[Challenge]:
Find every line containing the word "date" and report the count, nothing more.

Data records

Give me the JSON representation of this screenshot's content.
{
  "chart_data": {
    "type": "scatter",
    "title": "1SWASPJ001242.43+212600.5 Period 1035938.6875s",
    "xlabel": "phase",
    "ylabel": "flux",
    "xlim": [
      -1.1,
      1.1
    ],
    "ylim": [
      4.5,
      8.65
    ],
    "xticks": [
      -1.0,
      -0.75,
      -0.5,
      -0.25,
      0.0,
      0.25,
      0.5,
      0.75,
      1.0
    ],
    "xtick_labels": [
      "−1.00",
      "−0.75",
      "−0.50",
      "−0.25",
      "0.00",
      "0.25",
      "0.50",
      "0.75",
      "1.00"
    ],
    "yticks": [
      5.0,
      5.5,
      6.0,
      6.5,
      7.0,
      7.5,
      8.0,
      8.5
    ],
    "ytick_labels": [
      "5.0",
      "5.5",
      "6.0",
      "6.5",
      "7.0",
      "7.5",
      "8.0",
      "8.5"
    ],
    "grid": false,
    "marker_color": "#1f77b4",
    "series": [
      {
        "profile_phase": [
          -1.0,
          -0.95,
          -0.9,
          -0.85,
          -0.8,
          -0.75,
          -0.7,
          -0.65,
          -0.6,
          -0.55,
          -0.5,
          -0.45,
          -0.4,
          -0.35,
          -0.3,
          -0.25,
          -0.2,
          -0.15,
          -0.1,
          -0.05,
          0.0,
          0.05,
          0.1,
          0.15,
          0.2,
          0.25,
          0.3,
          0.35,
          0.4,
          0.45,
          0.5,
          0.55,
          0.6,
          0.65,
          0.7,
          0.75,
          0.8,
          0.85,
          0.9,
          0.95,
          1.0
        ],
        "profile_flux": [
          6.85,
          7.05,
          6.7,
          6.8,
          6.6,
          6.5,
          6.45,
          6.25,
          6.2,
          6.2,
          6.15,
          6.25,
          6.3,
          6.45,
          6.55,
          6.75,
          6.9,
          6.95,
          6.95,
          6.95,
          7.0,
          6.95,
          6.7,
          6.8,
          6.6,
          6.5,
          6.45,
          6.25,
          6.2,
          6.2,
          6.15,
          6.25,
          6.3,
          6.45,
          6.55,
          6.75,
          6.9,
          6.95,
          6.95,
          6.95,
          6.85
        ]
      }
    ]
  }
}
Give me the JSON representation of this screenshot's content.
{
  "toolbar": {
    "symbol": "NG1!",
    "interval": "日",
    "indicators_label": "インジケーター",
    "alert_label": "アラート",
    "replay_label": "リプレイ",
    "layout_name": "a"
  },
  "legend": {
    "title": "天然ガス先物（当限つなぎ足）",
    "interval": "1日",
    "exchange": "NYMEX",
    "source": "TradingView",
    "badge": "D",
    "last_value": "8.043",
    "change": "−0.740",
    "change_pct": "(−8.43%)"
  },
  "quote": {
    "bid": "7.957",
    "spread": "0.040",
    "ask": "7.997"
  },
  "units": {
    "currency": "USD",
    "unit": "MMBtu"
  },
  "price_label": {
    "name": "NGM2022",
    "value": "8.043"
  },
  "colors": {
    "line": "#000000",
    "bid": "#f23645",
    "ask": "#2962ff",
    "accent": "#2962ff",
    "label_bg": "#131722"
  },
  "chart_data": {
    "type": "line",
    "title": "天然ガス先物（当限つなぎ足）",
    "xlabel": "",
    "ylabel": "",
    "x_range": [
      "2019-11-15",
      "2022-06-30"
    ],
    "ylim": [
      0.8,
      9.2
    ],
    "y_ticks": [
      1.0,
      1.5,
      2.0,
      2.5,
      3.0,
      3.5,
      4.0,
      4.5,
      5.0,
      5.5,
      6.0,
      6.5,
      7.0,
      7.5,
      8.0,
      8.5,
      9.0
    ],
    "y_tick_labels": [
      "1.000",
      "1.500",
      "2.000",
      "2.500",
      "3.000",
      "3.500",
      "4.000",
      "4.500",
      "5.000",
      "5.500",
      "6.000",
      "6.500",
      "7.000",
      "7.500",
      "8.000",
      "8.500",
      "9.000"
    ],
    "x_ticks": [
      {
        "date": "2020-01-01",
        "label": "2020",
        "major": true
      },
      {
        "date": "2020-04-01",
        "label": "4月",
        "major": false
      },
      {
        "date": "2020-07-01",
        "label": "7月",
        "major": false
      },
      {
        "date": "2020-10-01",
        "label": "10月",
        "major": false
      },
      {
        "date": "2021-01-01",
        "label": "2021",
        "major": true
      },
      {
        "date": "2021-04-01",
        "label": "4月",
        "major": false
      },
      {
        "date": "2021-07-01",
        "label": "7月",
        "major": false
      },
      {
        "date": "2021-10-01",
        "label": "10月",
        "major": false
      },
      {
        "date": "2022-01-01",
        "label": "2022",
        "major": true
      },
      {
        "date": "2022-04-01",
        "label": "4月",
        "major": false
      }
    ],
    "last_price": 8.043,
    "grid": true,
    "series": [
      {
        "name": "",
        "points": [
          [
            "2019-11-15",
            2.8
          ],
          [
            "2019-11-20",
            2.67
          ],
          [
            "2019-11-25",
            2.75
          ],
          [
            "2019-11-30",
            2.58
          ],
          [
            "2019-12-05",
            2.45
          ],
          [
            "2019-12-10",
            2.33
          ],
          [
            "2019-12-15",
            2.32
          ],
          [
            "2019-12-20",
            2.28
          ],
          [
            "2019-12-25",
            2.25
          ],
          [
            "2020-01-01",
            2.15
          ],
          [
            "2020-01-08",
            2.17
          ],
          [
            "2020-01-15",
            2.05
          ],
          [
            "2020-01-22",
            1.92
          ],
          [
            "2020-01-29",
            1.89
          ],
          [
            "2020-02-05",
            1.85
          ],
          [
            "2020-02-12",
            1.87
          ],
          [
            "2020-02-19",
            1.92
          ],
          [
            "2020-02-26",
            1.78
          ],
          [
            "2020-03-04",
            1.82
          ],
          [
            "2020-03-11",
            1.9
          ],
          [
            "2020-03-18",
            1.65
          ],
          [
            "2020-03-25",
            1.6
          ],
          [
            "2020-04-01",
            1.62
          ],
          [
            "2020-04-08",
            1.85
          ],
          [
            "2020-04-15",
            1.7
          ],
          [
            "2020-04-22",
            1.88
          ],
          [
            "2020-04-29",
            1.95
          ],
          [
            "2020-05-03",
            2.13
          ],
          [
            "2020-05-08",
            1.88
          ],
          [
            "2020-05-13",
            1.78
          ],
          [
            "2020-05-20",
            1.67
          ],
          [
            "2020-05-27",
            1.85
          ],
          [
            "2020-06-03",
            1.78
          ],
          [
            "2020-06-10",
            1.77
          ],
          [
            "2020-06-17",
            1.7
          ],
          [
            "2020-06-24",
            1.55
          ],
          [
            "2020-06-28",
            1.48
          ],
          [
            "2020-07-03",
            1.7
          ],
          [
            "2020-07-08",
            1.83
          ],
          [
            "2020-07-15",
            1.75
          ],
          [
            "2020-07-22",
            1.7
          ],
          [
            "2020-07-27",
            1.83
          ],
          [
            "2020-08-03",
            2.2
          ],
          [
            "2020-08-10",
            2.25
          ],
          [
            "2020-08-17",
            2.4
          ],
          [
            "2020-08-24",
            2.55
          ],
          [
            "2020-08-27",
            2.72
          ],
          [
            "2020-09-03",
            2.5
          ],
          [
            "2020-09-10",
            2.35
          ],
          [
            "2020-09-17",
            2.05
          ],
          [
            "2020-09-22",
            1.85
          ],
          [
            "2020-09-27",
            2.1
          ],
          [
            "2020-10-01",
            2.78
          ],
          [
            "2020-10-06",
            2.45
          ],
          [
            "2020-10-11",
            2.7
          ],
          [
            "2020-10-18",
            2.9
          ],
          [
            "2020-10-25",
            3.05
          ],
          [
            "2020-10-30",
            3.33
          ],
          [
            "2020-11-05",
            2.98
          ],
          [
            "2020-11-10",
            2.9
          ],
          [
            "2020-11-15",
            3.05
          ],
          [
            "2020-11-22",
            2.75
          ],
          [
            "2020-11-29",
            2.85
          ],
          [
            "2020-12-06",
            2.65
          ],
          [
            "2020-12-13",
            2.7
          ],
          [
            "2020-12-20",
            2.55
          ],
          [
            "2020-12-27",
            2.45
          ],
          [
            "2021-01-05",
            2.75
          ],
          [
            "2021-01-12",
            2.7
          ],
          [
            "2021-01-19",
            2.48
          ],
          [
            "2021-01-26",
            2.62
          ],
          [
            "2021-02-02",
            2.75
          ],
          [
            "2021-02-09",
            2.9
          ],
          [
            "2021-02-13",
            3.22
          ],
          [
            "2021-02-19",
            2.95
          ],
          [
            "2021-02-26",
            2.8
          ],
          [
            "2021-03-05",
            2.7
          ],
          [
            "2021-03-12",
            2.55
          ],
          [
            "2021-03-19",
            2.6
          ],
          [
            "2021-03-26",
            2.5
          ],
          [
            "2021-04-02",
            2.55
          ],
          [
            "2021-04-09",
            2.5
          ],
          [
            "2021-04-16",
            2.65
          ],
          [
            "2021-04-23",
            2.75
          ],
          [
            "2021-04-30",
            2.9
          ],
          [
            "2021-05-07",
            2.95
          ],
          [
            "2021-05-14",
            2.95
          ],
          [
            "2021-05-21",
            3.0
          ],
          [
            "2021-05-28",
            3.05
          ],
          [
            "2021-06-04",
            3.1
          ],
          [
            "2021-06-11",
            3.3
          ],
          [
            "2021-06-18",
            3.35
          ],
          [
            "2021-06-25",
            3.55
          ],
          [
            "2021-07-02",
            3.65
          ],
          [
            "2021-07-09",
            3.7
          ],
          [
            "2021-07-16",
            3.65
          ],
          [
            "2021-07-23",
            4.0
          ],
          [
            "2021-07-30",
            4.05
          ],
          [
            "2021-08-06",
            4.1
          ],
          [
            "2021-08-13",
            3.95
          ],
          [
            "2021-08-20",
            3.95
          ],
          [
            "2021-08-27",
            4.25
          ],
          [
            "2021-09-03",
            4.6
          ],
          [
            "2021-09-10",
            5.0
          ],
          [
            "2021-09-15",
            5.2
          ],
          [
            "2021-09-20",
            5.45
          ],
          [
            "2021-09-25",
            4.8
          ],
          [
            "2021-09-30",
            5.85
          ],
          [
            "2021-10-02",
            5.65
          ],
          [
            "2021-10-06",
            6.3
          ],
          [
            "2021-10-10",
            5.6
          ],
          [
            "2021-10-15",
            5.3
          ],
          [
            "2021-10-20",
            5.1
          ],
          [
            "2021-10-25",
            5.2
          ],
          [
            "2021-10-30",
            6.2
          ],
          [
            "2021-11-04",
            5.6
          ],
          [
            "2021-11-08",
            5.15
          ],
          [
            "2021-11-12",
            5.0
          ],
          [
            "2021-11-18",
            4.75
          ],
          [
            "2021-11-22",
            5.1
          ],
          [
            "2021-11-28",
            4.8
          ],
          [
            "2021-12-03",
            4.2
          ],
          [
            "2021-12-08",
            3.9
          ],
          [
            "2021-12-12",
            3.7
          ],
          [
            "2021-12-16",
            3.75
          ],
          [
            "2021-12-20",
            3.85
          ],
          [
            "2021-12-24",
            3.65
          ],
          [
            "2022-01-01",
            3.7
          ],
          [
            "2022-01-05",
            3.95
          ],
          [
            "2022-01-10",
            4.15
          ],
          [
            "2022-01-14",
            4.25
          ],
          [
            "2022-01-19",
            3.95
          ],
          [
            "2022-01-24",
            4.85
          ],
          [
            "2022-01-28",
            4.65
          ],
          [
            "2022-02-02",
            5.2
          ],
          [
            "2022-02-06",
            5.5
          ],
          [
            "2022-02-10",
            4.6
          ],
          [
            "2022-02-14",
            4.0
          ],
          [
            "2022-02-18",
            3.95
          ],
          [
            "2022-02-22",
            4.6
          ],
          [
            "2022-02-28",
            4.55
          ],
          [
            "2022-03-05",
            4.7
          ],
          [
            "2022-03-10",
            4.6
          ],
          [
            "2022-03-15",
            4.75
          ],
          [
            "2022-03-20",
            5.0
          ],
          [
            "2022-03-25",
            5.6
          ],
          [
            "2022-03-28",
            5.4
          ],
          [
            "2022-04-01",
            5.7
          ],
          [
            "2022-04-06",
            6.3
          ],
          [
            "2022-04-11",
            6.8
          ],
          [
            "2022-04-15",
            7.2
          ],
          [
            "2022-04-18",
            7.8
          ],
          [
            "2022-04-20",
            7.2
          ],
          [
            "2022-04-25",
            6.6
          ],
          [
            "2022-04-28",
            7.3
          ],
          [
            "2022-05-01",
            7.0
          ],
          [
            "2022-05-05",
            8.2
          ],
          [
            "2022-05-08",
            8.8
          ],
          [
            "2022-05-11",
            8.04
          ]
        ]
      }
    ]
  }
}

[Correct result]:
10